_THE TASK:_
Without including any pictures, write out the listing below exactly.

_Recorded data:_

(begin)

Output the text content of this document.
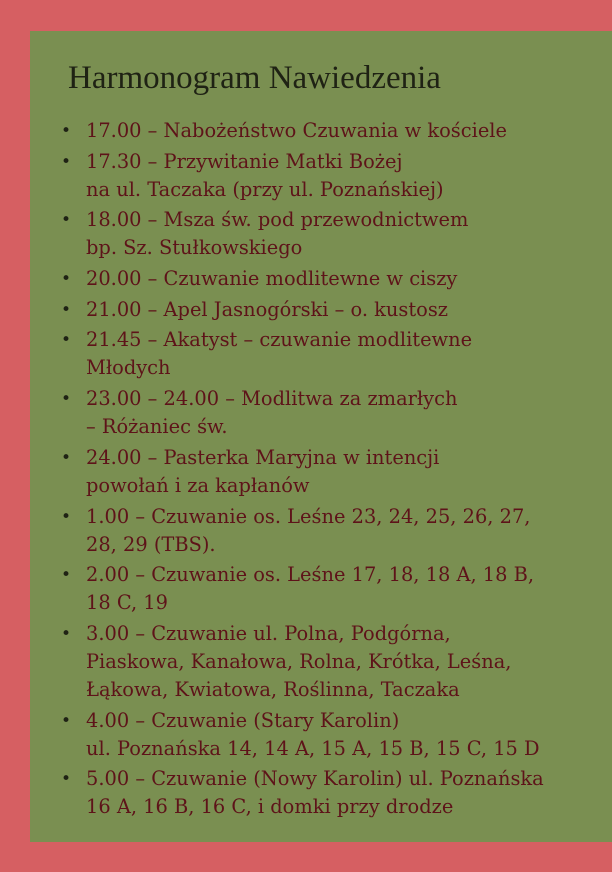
Harmonogram Nawiedzenia
• 17.00 – Nabożeństwo Czuwania w kościele
• 17.30 – Przywitanie Matki Bożej
na ul. Taczaka (przy ul. Poznańskiej)
• 18.00 – Msza św. pod przewodnictwem
bp. Sz. Stułkowskiego
• 20.00 – Czuwanie modlitewne w ciszy
• 21.00 – Apel Jasnogórski – o. kustosz
• 21.45 – Akatyst – czuwanie modlitewne
Młodych
• 23.00 – 24.00 – Modlitwa za zmarłych
– Różaniec św.
• 24.00 – Pasterka Maryjna w intencji
powołań i za kapłanów
• 1.00 – Czuwanie os. Leśne 23, 24, 25, 26, 27,
28, 29 (TBS).
• 2.00 – Czuwanie os. Leśne 17, 18, 18 A, 18 B,
18 C, 19
• 3.00 – Czuwanie ul. Polna, Podgórna,
Piaskowa, Kanałowa, Rolna, Krótka, Leśna,
Łąkowa, Kwiatowa, Roślinna, Taczaka
• 4.00 – Czuwanie (Stary Karolin)
ul. Poznańska 14, 14 A, 15 A, 15 B, 15 C, 15 D
• 5.00 – Czuwanie (Nowy Karolin) ul. Poznańska
16 A, 16 B, 16 C, i domki przy drodze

(end)

_OUTPUT FOR THIS TASK:_
Output the text content of this document.
Harmonogram Nawiedzenia
• 17.00 – Nabożeństwo Czuwania w kościele
• 17.30 – Przywitanie Matki Bożej
na ul. Taczaka (przy ul. Poznańskiej)
• 18.00 – Msza św. pod przewodnictwem
bp. Sz. Stułkowskiego
• 20.00 – Czuwanie modlitewne w ciszy
• 21.00 – Apel Jasnogórski – o. kustosz
• 21.45 – Akatyst – czuwanie modlitewne
Młodych
• 23.00 – 24.00 – Modlitwa za zmarłych
– Różaniec św.
• 24.00 – Pasterka Maryjna w intencji
powołań i za kapłanów
• 1.00 – Czuwanie os. Leśne 23, 24, 25, 26, 27,
28, 29 (TBS).
• 2.00 – Czuwanie os. Leśne 17, 18, 18 A, 18 B,
18 C, 19
• 3.00 – Czuwanie ul. Polna, Podgórna,
Piaskowa, Kanałowa, Rolna, Krótka, Leśna,
Łąkowa, Kwiatowa, Roślinna, Taczaka
• 4.00 – Czuwanie (Stary Karolin)
ul. Poznańska 14, 14 A, 15 A, 15 B, 15 C, 15 D
• 5.00 – Czuwanie (Nowy Karolin) ul. Poznańska
16 A, 16 B, 16 C, i domki przy drodze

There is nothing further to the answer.